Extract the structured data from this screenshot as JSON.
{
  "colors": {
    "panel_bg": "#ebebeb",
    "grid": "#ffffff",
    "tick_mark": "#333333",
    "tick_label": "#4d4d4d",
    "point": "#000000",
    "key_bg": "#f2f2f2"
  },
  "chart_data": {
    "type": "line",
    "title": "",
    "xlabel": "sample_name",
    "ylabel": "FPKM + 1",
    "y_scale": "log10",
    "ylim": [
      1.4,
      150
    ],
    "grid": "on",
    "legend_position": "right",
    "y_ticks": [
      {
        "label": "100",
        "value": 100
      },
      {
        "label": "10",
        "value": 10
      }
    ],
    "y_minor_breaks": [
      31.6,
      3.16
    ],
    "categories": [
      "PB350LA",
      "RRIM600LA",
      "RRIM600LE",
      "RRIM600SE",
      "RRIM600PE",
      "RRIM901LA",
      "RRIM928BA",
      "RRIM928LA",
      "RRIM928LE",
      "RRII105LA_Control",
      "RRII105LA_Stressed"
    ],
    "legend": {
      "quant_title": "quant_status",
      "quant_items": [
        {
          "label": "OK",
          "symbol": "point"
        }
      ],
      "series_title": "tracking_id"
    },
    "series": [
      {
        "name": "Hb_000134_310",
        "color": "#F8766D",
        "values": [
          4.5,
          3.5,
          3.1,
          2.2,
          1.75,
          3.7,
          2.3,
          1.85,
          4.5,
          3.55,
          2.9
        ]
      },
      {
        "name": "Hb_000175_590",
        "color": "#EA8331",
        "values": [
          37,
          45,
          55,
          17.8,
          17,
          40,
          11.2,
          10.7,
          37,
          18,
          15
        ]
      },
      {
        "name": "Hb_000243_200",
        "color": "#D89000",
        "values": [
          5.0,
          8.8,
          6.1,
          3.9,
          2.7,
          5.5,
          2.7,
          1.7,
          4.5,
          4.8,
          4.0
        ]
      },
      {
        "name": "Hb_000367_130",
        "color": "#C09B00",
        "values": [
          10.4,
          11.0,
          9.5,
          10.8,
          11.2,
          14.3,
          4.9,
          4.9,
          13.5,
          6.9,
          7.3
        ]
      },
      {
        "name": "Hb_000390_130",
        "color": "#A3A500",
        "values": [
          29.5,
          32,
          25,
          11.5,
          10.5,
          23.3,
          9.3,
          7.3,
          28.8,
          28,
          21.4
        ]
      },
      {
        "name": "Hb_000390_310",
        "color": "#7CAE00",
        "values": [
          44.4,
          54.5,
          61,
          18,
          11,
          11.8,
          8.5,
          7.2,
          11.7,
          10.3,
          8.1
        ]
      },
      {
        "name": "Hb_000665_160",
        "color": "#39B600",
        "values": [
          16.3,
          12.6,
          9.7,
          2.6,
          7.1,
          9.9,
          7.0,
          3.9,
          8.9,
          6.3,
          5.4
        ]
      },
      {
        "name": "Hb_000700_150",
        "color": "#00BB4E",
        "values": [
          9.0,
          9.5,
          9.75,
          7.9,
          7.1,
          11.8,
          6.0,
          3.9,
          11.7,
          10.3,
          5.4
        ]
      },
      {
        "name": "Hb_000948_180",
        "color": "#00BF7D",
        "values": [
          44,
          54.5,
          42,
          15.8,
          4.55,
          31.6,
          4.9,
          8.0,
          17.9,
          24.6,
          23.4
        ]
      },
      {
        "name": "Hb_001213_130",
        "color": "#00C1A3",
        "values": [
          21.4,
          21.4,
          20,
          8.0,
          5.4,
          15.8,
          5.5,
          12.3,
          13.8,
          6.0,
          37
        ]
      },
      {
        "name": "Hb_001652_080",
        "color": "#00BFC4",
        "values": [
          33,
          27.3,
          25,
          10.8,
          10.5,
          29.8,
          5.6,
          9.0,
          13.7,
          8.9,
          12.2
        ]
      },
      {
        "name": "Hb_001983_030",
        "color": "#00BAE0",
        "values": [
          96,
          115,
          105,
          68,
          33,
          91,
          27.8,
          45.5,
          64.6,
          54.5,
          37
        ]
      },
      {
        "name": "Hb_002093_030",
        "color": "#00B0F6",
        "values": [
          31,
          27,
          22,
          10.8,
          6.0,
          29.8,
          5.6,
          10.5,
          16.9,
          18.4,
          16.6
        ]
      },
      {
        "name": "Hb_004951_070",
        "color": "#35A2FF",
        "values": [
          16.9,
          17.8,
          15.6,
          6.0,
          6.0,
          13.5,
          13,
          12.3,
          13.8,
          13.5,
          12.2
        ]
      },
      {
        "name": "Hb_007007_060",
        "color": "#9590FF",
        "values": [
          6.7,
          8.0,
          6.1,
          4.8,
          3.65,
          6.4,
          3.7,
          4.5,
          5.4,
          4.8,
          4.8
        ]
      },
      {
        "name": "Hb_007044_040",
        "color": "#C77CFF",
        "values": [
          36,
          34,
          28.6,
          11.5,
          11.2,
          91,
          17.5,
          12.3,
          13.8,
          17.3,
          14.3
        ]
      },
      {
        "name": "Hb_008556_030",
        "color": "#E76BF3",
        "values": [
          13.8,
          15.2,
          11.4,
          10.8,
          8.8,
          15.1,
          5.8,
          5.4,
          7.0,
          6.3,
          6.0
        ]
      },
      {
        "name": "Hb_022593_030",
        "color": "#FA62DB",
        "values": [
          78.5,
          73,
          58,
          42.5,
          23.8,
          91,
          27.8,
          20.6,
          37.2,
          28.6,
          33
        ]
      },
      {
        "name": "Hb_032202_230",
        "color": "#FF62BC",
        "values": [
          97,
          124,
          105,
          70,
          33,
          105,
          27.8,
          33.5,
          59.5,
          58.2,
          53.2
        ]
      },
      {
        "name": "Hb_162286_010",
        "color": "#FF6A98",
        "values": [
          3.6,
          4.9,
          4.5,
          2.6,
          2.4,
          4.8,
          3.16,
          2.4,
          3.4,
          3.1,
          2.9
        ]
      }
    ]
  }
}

......

▶ [Given instruction] Reproduce all the data word for word.

▶ [Task answer]
Extract the structured data from this screenshot as JSON.
{
  "colors": {
    "panel_bg": "#ebebeb",
    "grid": "#ffffff",
    "tick_mark": "#333333",
    "tick_label": "#4d4d4d",
    "point": "#000000",
    "key_bg": "#f2f2f2"
  },
  "chart_data": {
    "type": "line",
    "title": "",
    "xlabel": "sample_name",
    "ylabel": "FPKM + 1",
    "y_scale": "log10",
    "ylim": [
      1.4,
      150
    ],
    "grid": "on",
    "legend_position": "right",
    "y_ticks": [
      {
        "label": "100",
        "value": 100
      },
      {
        "label": "10",
        "value": 10
      }
    ],
    "y_minor_breaks": [
      31.6,
      3.16
    ],
    "categories": [
      "PB350LA",
      "RRIM600LA",
      "RRIM600LE",
      "RRIM600SE",
      "RRIM600PE",
      "RRIM901LA",
      "RRIM928BA",
      "RRIM928LA",
      "RRIM928LE",
      "RRII105LA_Control",
      "RRII105LA_Stressed"
    ],
    "legend": {
      "quant_title": "quant_status",
      "quant_items": [
        {
          "label": "OK",
          "symbol": "point"
        }
      ],
      "series_title": "tracking_id"
    },
    "series": [
      {
        "name": "Hb_000134_310",
        "color": "#F8766D",
        "values": [
          4.5,
          3.5,
          3.1,
          2.2,
          1.75,
          3.7,
          2.3,
          1.85,
          4.5,
          3.55,
          2.9
        ]
      },
      {
        "name": "Hb_000175_590",
        "color": "#EA8331",
        "values": [
          37,
          45,
          55,
          17.8,
          17,
          40,
          11.2,
          10.7,
          37,
          18,
          15
        ]
      },
      {
        "name": "Hb_000243_200",
        "color": "#D89000",
        "values": [
          5.0,
          8.8,
          6.1,
          3.9,
          2.7,
          5.5,
          2.7,
          1.7,
          4.5,
          4.8,
          4.0
        ]
      },
      {
        "name": "Hb_000367_130",
        "color": "#C09B00",
        "values": [
          10.4,
          11.0,
          9.5,
          10.8,
          11.2,
          14.3,
          4.9,
          4.9,
          13.5,
          6.9,
          7.3
        ]
      },
      {
        "name": "Hb_000390_130",
        "color": "#A3A500",
        "values": [
          29.5,
          32,
          25,
          11.5,
          10.5,
          23.3,
          9.3,
          7.3,
          28.8,
          28,
          21.4
        ]
      },
      {
        "name": "Hb_000390_310",
        "color": "#7CAE00",
        "values": [
          44.4,
          54.5,
          61,
          18,
          11,
          11.8,
          8.5,
          7.2,
          11.7,
          10.3,
          8.1
        ]
      },
      {
        "name": "Hb_000665_160",
        "color": "#39B600",
        "values": [
          16.3,
          12.6,
          9.7,
          2.6,
          7.1,
          9.9,
          7.0,
          3.9,
          8.9,
          6.3,
          5.4
        ]
      },
      {
        "name": "Hb_000700_150",
        "color": "#00BB4E",
        "values": [
          9.0,
          9.5,
          9.75,
          7.9,
          7.1,
          11.8,
          6.0,
          3.9,
          11.7,
          10.3,
          5.4
        ]
      },
      {
        "name": "Hb_000948_180",
        "color": "#00BF7D",
        "values": [
          44,
          54.5,
          42,
          15.8,
          4.55,
          31.6,
          4.9,
          8.0,
          17.9,
          24.6,
          23.4
        ]
      },
      {
        "name": "Hb_001213_130",
        "color": "#00C1A3",
        "values": [
          21.4,
          21.4,
          20,
          8.0,
          5.4,
          15.8,
          5.5,
          12.3,
          13.8,
          6.0,
          37
        ]
      },
      {
        "name": "Hb_001652_080",
        "color": "#00BFC4",
        "values": [
          33,
          27.3,
          25,
          10.8,
          10.5,
          29.8,
          5.6,
          9.0,
          13.7,
          8.9,
          12.2
        ]
      },
      {
        "name": "Hb_001983_030",
        "color": "#00BAE0",
        "values": [
          96,
          115,
          105,
          68,
          33,
          91,
          27.8,
          45.5,
          64.6,
          54.5,
          37
        ]
      },
      {
        "name": "Hb_002093_030",
        "color": "#00B0F6",
        "values": [
          31,
          27,
          22,
          10.8,
          6.0,
          29.8,
          5.6,
          10.5,
          16.9,
          18.4,
          16.6
        ]
      },
      {
        "name": "Hb_004951_070",
        "color": "#35A2FF",
        "values": [
          16.9,
          17.8,
          15.6,
          6.0,
          6.0,
          13.5,
          13,
          12.3,
          13.8,
          13.5,
          12.2
        ]
      },
      {
        "name": "Hb_007007_060",
        "color": "#9590FF",
        "values": [
          6.7,
          8.0,
          6.1,
          4.8,
          3.65,
          6.4,
          3.7,
          4.5,
          5.4,
          4.8,
          4.8
        ]
      },
      {
        "name": "Hb_007044_040",
        "color": "#C77CFF",
        "values": [
          36,
          34,
          28.6,
          11.5,
          11.2,
          91,
          17.5,
          12.3,
          13.8,
          17.3,
          14.3
        ]
      },
      {
        "name": "Hb_008556_030",
        "color": "#E76BF3",
        "values": [
          13.8,
          15.2,
          11.4,
          10.8,
          8.8,
          15.1,
          5.8,
          5.4,
          7.0,
          6.3,
          6.0
        ]
      },
      {
        "name": "Hb_022593_030",
        "color": "#FA62DB",
        "values": [
          78.5,
          73,
          58,
          42.5,
          23.8,
          91,
          27.8,
          20.6,
          37.2,
          28.6,
          33
        ]
      },
      {
        "name": "Hb_032202_230",
        "color": "#FF62BC",
        "values": [
          97,
          124,
          105,
          70,
          33,
          105,
          27.8,
          33.5,
          59.5,
          58.2,
          53.2
        ]
      },
      {
        "name": "Hb_162286_010",
        "color": "#FF6A98",
        "values": [
          3.6,
          4.9,
          4.5,
          2.6,
          2.4,
          4.8,
          3.16,
          2.4,
          3.4,
          3.1,
          2.9
        ]
      }
    ]
  }
}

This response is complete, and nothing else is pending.